» **Exercise directions**
Your task is to transcribe the records exactly, skipping every image.

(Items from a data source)
>> start

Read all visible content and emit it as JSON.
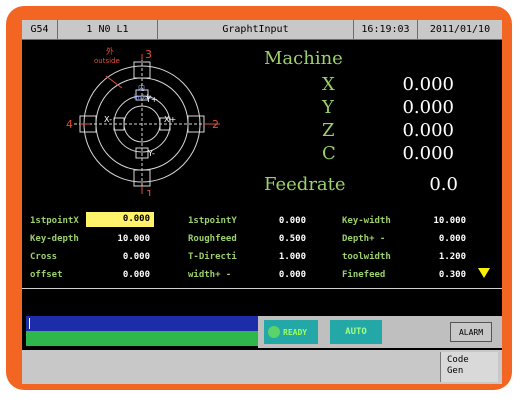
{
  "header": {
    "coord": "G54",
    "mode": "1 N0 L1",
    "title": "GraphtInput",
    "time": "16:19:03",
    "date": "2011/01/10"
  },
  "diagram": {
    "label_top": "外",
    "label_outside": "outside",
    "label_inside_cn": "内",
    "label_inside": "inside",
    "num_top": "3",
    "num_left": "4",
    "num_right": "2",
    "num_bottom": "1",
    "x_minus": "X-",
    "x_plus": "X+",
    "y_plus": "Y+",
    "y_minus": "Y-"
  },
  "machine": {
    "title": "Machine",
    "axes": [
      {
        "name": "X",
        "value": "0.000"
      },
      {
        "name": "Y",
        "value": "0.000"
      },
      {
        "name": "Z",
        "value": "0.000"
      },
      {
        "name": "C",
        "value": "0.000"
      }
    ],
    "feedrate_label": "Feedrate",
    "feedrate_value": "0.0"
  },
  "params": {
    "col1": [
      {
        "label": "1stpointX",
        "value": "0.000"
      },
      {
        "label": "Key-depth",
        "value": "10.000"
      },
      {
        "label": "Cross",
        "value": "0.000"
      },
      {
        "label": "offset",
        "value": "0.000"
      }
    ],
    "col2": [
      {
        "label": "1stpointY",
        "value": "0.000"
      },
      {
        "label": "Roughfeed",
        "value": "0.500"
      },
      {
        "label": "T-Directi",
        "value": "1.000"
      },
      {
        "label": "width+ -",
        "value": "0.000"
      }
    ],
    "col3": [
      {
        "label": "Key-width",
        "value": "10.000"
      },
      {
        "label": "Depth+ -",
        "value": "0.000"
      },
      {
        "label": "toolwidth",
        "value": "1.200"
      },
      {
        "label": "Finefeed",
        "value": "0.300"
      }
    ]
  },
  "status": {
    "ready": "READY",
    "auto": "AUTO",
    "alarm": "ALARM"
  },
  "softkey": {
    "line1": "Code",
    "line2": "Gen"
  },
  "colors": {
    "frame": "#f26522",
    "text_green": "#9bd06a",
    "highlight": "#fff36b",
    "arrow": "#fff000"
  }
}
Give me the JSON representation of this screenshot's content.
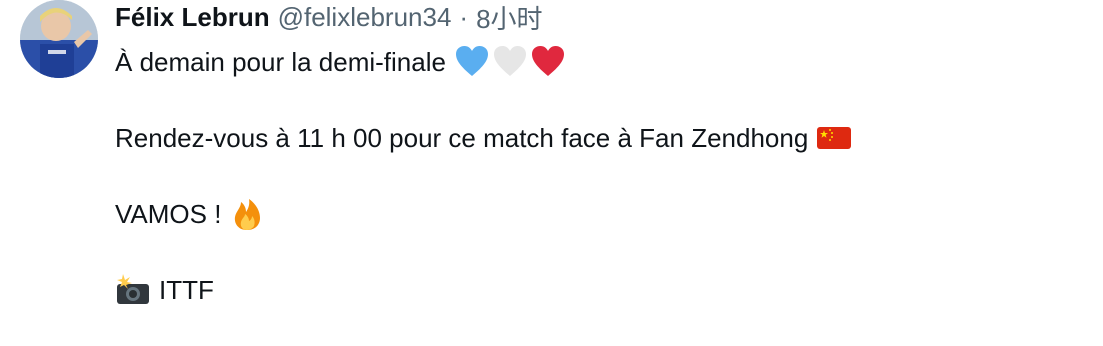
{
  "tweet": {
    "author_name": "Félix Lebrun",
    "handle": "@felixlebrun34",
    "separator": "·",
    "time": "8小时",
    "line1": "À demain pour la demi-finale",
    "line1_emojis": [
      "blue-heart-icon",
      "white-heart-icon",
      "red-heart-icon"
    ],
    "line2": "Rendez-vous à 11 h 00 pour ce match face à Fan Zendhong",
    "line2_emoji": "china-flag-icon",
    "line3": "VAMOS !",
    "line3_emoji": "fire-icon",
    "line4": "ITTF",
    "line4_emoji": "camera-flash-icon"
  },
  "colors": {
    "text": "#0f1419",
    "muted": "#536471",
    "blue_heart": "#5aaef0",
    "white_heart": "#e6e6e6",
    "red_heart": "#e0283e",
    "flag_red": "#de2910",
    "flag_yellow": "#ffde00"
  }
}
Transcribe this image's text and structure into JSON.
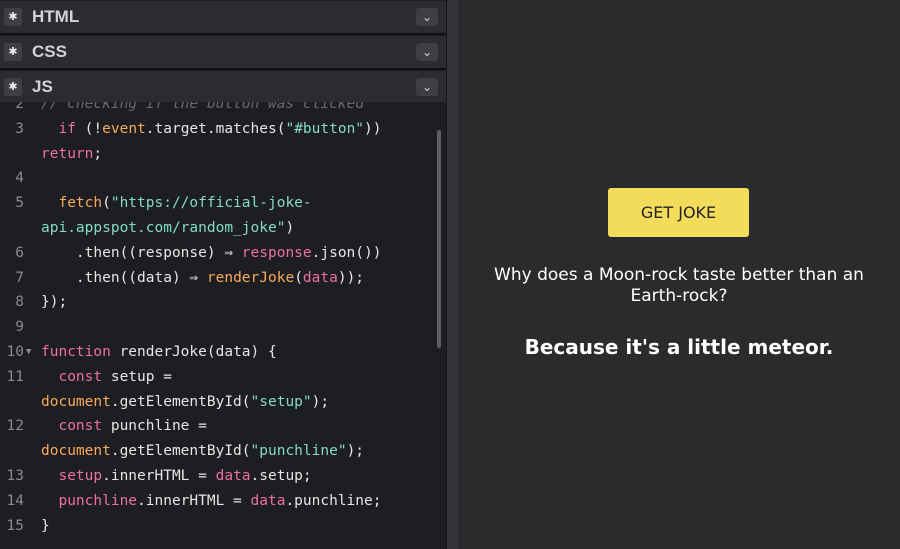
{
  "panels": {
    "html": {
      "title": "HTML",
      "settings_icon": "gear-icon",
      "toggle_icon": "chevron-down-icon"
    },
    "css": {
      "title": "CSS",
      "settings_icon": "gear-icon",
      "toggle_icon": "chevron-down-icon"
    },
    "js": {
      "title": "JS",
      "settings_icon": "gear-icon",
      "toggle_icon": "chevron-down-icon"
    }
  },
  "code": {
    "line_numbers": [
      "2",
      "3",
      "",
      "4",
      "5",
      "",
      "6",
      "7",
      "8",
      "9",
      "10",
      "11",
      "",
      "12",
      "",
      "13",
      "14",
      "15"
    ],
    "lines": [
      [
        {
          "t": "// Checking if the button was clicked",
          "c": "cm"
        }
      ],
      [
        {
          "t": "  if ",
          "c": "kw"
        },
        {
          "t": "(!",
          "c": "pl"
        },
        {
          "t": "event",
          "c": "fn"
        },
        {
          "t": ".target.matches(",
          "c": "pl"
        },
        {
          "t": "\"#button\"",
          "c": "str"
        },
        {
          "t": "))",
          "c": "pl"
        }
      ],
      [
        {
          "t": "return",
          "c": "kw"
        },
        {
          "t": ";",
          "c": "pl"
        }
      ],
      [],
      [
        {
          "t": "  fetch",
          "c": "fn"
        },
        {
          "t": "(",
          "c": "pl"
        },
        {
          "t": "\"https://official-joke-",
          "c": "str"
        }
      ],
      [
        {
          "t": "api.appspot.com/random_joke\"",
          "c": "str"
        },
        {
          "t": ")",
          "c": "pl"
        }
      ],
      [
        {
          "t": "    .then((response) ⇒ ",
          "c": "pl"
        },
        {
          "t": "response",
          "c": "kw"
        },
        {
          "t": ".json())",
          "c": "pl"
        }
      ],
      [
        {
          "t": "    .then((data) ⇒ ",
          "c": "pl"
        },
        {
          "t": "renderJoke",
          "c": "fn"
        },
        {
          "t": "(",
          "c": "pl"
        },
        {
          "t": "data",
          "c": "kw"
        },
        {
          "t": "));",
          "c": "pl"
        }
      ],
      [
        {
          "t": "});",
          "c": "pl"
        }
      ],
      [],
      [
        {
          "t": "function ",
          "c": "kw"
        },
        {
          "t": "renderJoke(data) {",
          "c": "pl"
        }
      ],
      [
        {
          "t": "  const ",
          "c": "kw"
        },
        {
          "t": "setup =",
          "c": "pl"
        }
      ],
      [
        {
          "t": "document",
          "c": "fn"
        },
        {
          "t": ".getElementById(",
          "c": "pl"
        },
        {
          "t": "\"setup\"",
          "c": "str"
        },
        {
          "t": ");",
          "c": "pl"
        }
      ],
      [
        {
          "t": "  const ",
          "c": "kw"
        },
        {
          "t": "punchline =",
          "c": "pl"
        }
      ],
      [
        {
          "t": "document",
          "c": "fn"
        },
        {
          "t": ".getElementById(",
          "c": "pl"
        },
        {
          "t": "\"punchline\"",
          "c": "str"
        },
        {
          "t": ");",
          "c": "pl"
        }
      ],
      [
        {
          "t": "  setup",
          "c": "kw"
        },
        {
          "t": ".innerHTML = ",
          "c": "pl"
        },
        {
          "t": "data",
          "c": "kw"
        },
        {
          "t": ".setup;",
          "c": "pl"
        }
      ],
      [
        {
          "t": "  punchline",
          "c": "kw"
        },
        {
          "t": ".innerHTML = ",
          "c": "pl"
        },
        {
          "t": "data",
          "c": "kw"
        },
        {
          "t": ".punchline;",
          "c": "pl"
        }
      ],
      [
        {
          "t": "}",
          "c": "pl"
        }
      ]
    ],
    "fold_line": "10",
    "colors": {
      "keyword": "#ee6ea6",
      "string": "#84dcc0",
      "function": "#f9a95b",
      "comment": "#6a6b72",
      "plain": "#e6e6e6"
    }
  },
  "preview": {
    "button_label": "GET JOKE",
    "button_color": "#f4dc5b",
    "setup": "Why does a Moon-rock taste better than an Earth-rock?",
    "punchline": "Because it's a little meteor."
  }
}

>> end

» **Written response**
Read all visible content and emit it as JSON.
{
  "header": {
    "coord": "G54",
    "mode": "1 N0 L1",
    "title": "GraphtInput",
    "time": "16:19:03",
    "date": "2011/01/10"
  },
  "diagram": {
    "label_top": "外",
    "label_outside": "outside",
    "label_inside_cn": "内",
    "label_inside": "inside",
    "num_top": "3",
    "num_left": "4",
    "num_right": "2",
    "num_bottom": "1",
    "x_minus": "X-",
    "x_plus": "X+",
    "y_plus": "Y+",
    "y_minus": "Y-"
  },
  "machine": {
    "title": "Machine",
    "axes": [
      {
        "name": "X",
        "value": "0.000"
      },
      {
        "name": "Y",
        "value": "0.000"
      },
      {
        "name": "Z",
        "value": "0.000"
      },
      {
        "name": "C",
        "value": "0.000"
      }
    ],
    "feedrate_label": "Feedrate",
    "feedrate_value": "0.0"
  },
  "params": {
    "col1": [
      {
        "label": "1stpointX",
        "value": "0.000"
      },
      {
        "label": "Key-depth",
        "value": "10.000"
      },
      {
        "label": "Cross",
        "value": "0.000"
      },
      {
        "label": "offset",
        "value": "0.000"
      }
    ],
    "col2": [
      {
        "label": "1stpointY",
        "value": "0.000"
      },
      {
        "label": "Roughfeed",
        "value": "0.500"
      },
      {
        "label": "T-Directi",
        "value": "1.000"
      },
      {
        "label": "width+ -",
        "value": "0.000"
      }
    ],
    "col3": [
      {
        "label": "Key-width",
        "value": "10.000"
      },
      {
        "label": "Depth+ -",
        "value": "0.000"
      },
      {
        "label": "toolwidth",
        "value": "1.200"
      },
      {
        "label": "Finefeed",
        "value": "0.300"
      }
    ]
  },
  "status": {
    "ready": "READY",
    "auto": "AUTO",
    "alarm": "ALARM"
  },
  "softkey": {
    "line1": "Code",
    "line2": "Gen"
  },
  "colors": {
    "frame": "#f26522",
    "text_green": "#9bd06a",
    "highlight": "#fff36b",
    "arrow": "#fff000"
  }
}
Give me the JSON representation of this screenshot's content.
{
  "tweet": {
    "author_name": "Félix Lebrun",
    "handle": "@felixlebrun34",
    "separator": "·",
    "time": "8小时",
    "line1": "À demain pour la demi-finale",
    "line1_emojis": [
      "blue-heart-icon",
      "white-heart-icon",
      "red-heart-icon"
    ],
    "line2": "Rendez-vous à 11 h 00 pour ce match face à Fan Zendhong",
    "line2_emoji": "china-flag-icon",
    "line3": "VAMOS !",
    "line3_emoji": "fire-icon",
    "line4": "ITTF",
    "line4_emoji": "camera-flash-icon"
  },
  "colors": {
    "text": "#0f1419",
    "muted": "#536471",
    "blue_heart": "#5aaef0",
    "white_heart": "#e6e6e6",
    "red_heart": "#e0283e",
    "flag_red": "#de2910",
    "flag_yellow": "#ffde00"
  }
}
Transcribe this image's text and structure into JSON.
{
  "panels": {
    "html": {
      "title": "HTML",
      "settings_icon": "gear-icon",
      "toggle_icon": "chevron-down-icon"
    },
    "css": {
      "title": "CSS",
      "settings_icon": "gear-icon",
      "toggle_icon": "chevron-down-icon"
    },
    "js": {
      "title": "JS",
      "settings_icon": "gear-icon",
      "toggle_icon": "chevron-down-icon"
    }
  },
  "code": {
    "line_numbers": [
      "2",
      "3",
      "",
      "4",
      "5",
      "",
      "6",
      "7",
      "8",
      "9",
      "10",
      "11",
      "",
      "12",
      "",
      "13",
      "14",
      "15"
    ],
    "lines": [
      [
        {
          "t": "// Checking if the button was clicked",
          "c": "cm"
        }
      ],
      [
        {
          "t": "  if ",
          "c": "kw"
        },
        {
          "t": "(!",
          "c": "pl"
        },
        {
          "t": "event",
          "c": "fn"
        },
        {
          "t": ".target.matches(",
          "c": "pl"
        },
        {
          "t": "\"#button\"",
          "c": "str"
        },
        {
          "t": "))",
          "c": "pl"
        }
      ],
      [
        {
          "t": "return",
          "c": "kw"
        },
        {
          "t": ";",
          "c": "pl"
        }
      ],
      [],
      [
        {
          "t": "  fetch",
          "c": "fn"
        },
        {
          "t": "(",
          "c": "pl"
        },
        {
          "t": "\"https://official-joke-",
          "c": "str"
        }
      ],
      [
        {
          "t": "api.appspot.com/random_joke\"",
          "c": "str"
        },
        {
          "t": ")",
          "c": "pl"
        }
      ],
      [
        {
          "t": "    .then((response) ⇒ ",
          "c": "pl"
        },
        {
          "t": "response",
          "c": "kw"
        },
        {
          "t": ".json())",
          "c": "pl"
        }
      ],
      [
        {
          "t": "    .then((data) ⇒ ",
          "c": "pl"
        },
        {
          "t": "renderJoke",
          "c": "fn"
        },
        {
          "t": "(",
          "c": "pl"
        },
        {
          "t": "data",
          "c": "kw"
        },
        {
          "t": "));",
          "c": "pl"
        }
      ],
      [
        {
          "t": "});",
          "c": "pl"
        }
      ],
      [],
      [
        {
          "t": "function ",
          "c": "kw"
        },
        {
          "t": "renderJoke(data) {",
          "c": "pl"
        }
      ],
      [
        {
          "t": "  const ",
          "c": "kw"
        },
        {
          "t": "setup =",
          "c": "pl"
        }
      ],
      [
        {
          "t": "document",
          "c": "fn"
        },
        {
          "t": ".getElementById(",
          "c": "pl"
        },
        {
          "t": "\"setup\"",
          "c": "str"
        },
        {
          "t": ");",
          "c": "pl"
        }
      ],
      [
        {
          "t": "  const ",
          "c": "kw"
        },
        {
          "t": "punchline =",
          "c": "pl"
        }
      ],
      [
        {
          "t": "document",
          "c": "fn"
        },
        {
          "t": ".getElementById(",
          "c": "pl"
        },
        {
          "t": "\"punchline\"",
          "c": "str"
        },
        {
          "t": ");",
          "c": "pl"
        }
      ],
      [
        {
          "t": "  setup",
          "c": "kw"
        },
        {
          "t": ".innerHTML = ",
          "c": "pl"
        },
        {
          "t": "data",
          "c": "kw"
        },
        {
          "t": ".setup;",
          "c": "pl"
        }
      ],
      [
        {
          "t": "  punchline",
          "c": "kw"
        },
        {
          "t": ".innerHTML = ",
          "c": "pl"
        },
        {
          "t": "data",
          "c": "kw"
        },
        {
          "t": ".punchline;",
          "c": "pl"
        }
      ],
      [
        {
          "t": "}",
          "c": "pl"
        }
      ]
    ],
    "fold_line": "10",
    "colors": {
      "keyword": "#ee6ea6",
      "string": "#84dcc0",
      "function": "#f9a95b",
      "comment": "#6a6b72",
      "plain": "#e6e6e6"
    }
  },
  "preview": {
    "button_label": "GET JOKE",
    "button_color": "#f4dc5b",
    "setup": "Why does a Moon-rock taste better than an Earth-rock?",
    "punchline": "Because it's a little meteor."
  }
}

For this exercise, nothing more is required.